TASK TO COMPLETE >>
Copy out the rows below word for word, beginning with the line that contains "Enumerate the UI" and continuing through the line that contains "heatmap-cell [362, 184, 371, 191]", with both of those lines included.

SUPPLIED MATERIAL >>
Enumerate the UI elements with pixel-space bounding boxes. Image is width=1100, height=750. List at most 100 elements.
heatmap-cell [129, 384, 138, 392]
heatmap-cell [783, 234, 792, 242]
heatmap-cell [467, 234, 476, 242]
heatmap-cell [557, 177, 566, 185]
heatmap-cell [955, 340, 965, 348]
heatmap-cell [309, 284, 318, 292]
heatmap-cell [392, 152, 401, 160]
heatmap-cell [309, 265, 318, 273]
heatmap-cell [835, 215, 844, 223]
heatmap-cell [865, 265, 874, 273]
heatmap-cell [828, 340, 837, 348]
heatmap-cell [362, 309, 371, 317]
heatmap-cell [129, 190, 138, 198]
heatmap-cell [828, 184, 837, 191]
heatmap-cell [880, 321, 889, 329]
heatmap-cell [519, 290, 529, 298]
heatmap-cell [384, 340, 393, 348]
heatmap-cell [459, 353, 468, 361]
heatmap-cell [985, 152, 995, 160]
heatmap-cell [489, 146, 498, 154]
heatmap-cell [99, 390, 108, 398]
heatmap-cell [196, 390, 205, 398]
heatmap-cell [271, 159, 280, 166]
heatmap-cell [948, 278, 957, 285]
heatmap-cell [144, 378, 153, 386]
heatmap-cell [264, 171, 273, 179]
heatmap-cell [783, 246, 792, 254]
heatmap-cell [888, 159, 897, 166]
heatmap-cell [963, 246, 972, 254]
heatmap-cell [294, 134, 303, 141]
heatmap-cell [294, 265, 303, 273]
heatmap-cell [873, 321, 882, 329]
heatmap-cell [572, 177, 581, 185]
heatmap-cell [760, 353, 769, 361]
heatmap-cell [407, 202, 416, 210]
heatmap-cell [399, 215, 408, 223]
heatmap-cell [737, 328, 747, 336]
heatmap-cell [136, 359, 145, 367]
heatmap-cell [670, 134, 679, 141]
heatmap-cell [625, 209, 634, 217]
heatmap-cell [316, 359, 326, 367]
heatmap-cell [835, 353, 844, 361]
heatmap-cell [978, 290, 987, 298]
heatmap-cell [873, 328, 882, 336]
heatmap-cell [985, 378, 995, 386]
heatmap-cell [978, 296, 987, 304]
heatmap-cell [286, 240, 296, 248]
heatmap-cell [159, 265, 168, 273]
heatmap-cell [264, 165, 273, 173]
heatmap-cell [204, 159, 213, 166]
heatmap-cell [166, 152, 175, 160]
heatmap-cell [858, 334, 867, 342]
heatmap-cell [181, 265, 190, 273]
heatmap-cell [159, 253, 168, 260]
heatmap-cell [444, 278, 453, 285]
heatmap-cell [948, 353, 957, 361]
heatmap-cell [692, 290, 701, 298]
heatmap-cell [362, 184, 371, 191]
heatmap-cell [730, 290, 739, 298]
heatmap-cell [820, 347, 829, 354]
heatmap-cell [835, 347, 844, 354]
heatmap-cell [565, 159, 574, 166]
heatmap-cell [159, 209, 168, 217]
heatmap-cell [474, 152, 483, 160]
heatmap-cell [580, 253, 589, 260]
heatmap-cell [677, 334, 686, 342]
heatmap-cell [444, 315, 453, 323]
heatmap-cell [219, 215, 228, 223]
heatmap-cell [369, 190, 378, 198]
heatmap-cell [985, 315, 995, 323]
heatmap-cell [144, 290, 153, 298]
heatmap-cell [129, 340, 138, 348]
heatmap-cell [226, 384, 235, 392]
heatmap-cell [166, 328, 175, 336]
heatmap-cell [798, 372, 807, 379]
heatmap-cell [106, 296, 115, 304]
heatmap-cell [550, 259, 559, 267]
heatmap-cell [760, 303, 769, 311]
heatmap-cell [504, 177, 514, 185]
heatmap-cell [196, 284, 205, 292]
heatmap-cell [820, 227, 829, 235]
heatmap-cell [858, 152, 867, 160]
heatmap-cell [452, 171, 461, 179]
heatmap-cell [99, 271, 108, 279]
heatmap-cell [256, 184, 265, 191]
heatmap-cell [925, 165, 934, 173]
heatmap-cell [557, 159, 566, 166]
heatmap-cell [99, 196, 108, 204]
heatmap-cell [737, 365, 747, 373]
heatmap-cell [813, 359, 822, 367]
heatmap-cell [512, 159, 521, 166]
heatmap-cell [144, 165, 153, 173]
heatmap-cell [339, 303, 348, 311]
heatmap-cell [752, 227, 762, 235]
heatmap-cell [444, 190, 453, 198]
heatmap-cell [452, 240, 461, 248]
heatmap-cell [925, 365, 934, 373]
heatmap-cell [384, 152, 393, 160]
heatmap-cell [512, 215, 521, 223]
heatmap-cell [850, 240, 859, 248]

* * *

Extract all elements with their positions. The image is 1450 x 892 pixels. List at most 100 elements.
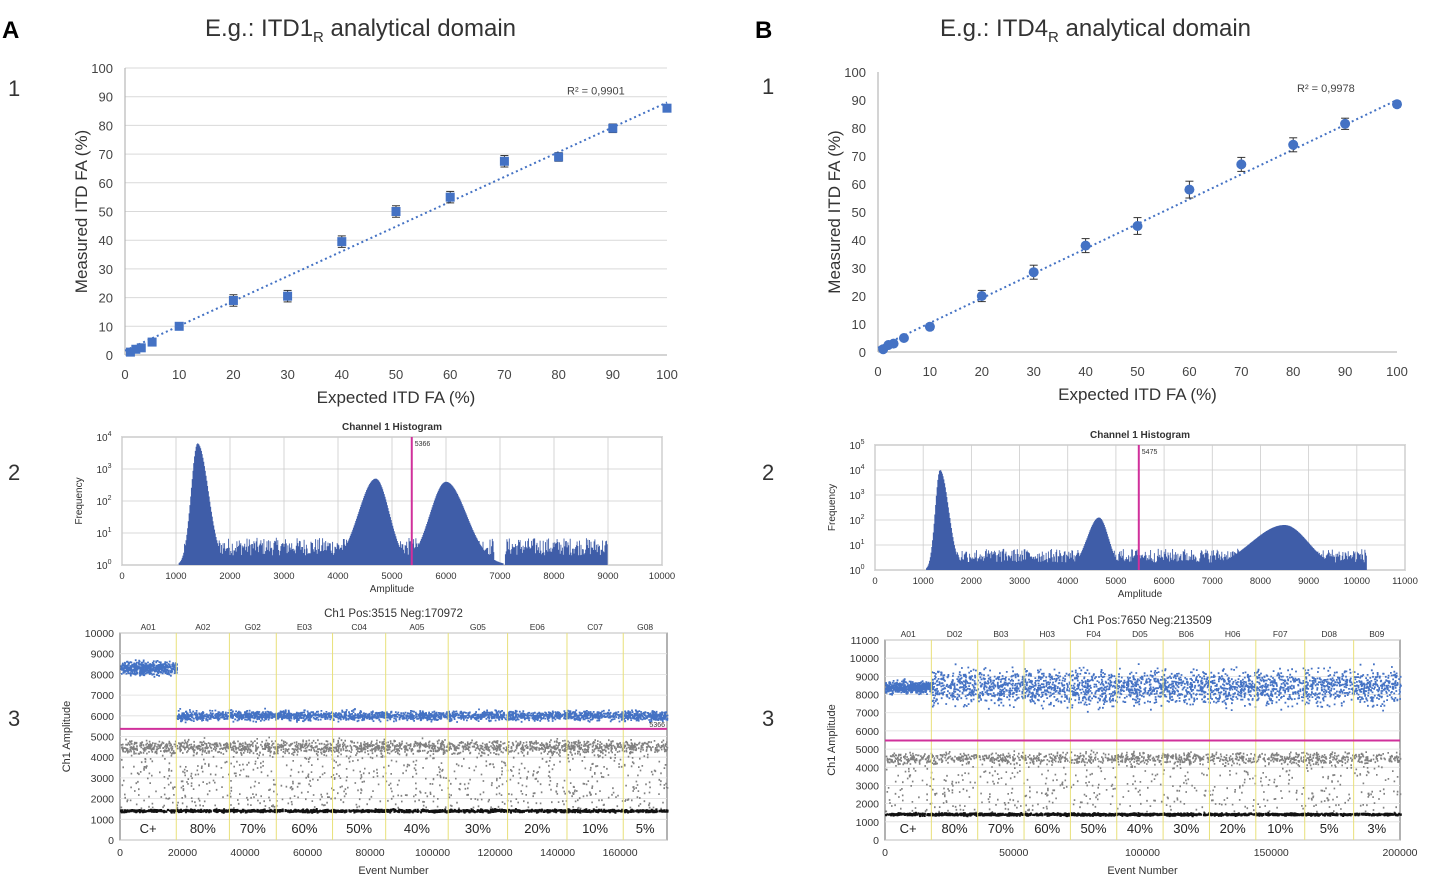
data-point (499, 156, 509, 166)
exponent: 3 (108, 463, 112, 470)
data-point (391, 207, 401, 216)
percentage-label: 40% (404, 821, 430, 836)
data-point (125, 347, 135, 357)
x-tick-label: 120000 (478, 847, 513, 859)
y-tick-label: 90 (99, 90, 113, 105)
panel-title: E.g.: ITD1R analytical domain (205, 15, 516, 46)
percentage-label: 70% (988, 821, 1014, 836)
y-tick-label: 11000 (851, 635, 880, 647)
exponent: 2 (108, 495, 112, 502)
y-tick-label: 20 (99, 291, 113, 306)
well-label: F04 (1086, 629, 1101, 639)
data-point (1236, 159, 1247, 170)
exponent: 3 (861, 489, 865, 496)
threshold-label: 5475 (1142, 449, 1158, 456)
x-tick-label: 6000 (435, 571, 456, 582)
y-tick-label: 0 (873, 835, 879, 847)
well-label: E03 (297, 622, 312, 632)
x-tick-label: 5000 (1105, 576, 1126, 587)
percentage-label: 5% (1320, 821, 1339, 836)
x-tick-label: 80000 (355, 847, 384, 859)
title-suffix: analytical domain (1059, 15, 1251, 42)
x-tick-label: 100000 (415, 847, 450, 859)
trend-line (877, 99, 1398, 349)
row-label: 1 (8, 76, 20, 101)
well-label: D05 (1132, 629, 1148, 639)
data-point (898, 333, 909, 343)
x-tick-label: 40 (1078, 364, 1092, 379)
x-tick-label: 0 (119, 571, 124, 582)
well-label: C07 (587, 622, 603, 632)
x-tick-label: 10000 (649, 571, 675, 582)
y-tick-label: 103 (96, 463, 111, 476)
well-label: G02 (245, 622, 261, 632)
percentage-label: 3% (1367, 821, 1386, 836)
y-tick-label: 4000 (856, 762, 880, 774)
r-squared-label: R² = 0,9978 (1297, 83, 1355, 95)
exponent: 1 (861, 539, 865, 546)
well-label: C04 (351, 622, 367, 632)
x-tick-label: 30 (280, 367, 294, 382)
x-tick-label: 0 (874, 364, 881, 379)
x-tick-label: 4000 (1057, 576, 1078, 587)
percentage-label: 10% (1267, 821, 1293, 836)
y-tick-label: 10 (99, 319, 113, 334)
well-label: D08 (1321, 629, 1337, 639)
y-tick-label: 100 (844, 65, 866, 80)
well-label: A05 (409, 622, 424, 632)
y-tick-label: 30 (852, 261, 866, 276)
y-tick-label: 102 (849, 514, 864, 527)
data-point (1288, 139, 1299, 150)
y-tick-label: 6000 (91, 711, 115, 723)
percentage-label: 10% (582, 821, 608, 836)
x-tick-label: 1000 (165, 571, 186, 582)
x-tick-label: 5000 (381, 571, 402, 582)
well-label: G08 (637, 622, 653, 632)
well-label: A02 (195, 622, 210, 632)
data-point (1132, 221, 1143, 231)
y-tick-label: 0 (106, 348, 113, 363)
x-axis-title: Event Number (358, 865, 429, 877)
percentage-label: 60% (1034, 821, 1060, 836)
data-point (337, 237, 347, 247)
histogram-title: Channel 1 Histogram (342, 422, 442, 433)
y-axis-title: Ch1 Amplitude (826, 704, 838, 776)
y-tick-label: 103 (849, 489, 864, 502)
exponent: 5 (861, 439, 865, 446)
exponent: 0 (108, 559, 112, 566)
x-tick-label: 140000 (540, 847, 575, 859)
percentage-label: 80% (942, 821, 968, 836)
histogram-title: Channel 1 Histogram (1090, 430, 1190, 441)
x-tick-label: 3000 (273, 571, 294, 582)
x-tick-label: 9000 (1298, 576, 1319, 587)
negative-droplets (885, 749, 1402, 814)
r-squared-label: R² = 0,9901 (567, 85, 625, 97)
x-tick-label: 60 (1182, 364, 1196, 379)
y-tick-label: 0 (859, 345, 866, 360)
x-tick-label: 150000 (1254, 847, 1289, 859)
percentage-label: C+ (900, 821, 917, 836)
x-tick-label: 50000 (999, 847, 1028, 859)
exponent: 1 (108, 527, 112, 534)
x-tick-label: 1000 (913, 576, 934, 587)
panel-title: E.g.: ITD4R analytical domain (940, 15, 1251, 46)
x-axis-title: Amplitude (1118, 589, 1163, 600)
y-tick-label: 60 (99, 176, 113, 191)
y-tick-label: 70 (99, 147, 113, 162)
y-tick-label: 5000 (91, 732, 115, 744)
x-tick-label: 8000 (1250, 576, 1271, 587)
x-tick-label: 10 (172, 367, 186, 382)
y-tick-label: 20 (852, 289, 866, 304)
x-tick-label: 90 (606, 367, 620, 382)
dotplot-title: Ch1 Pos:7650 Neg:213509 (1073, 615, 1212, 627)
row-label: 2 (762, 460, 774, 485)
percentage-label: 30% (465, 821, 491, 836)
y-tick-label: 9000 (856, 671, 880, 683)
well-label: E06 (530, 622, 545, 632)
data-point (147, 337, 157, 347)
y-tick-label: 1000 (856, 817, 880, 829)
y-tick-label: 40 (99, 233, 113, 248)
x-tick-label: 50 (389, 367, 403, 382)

THE RESPONSE >>
Enumerate the UI elements with pixel-space bounding boxes. Image is width=1100, height=750. List at most 100 elements.
heatmap-cell [129, 384, 138, 392]
heatmap-cell [783, 234, 792, 242]
heatmap-cell [467, 234, 476, 242]
heatmap-cell [557, 177, 566, 185]
heatmap-cell [955, 340, 965, 348]
heatmap-cell [309, 284, 318, 292]
heatmap-cell [392, 152, 401, 160]
heatmap-cell [309, 265, 318, 273]
heatmap-cell [835, 215, 844, 223]
heatmap-cell [865, 265, 874, 273]
heatmap-cell [828, 340, 837, 348]
heatmap-cell [362, 309, 371, 317]
heatmap-cell [129, 190, 138, 198]
heatmap-cell [828, 184, 837, 191]
heatmap-cell [880, 321, 889, 329]
heatmap-cell [519, 290, 529, 298]
heatmap-cell [384, 340, 393, 348]
heatmap-cell [459, 353, 468, 361]
heatmap-cell [985, 152, 995, 160]
heatmap-cell [489, 146, 498, 154]
heatmap-cell [99, 390, 108, 398]
heatmap-cell [196, 390, 205, 398]
heatmap-cell [271, 159, 280, 166]
heatmap-cell [948, 278, 957, 285]
heatmap-cell [144, 378, 153, 386]
heatmap-cell [264, 171, 273, 179]
heatmap-cell [783, 246, 792, 254]
heatmap-cell [888, 159, 897, 166]
heatmap-cell [963, 246, 972, 254]
heatmap-cell [294, 134, 303, 141]
heatmap-cell [294, 265, 303, 273]
heatmap-cell [873, 321, 882, 329]
heatmap-cell [572, 177, 581, 185]
heatmap-cell [760, 353, 769, 361]
heatmap-cell [407, 202, 416, 210]
heatmap-cell [399, 215, 408, 223]
heatmap-cell [737, 328, 747, 336]
heatmap-cell [136, 359, 145, 367]
heatmap-cell [670, 134, 679, 141]
heatmap-cell [625, 209, 634, 217]
heatmap-cell [316, 359, 326, 367]
heatmap-cell [835, 353, 844, 361]
heatmap-cell [978, 290, 987, 298]
heatmap-cell [873, 328, 882, 336]
heatmap-cell [985, 378, 995, 386]
heatmap-cell [978, 296, 987, 304]
heatmap-cell [286, 240, 296, 248]
heatmap-cell [159, 265, 168, 273]
heatmap-cell [264, 165, 273, 173]
heatmap-cell [204, 159, 213, 166]
heatmap-cell [166, 152, 175, 160]
heatmap-cell [858, 334, 867, 342]
heatmap-cell [181, 265, 190, 273]
heatmap-cell [159, 253, 168, 260]
heatmap-cell [444, 278, 453, 285]
heatmap-cell [948, 353, 957, 361]
heatmap-cell [692, 290, 701, 298]
heatmap-cell [362, 184, 371, 191]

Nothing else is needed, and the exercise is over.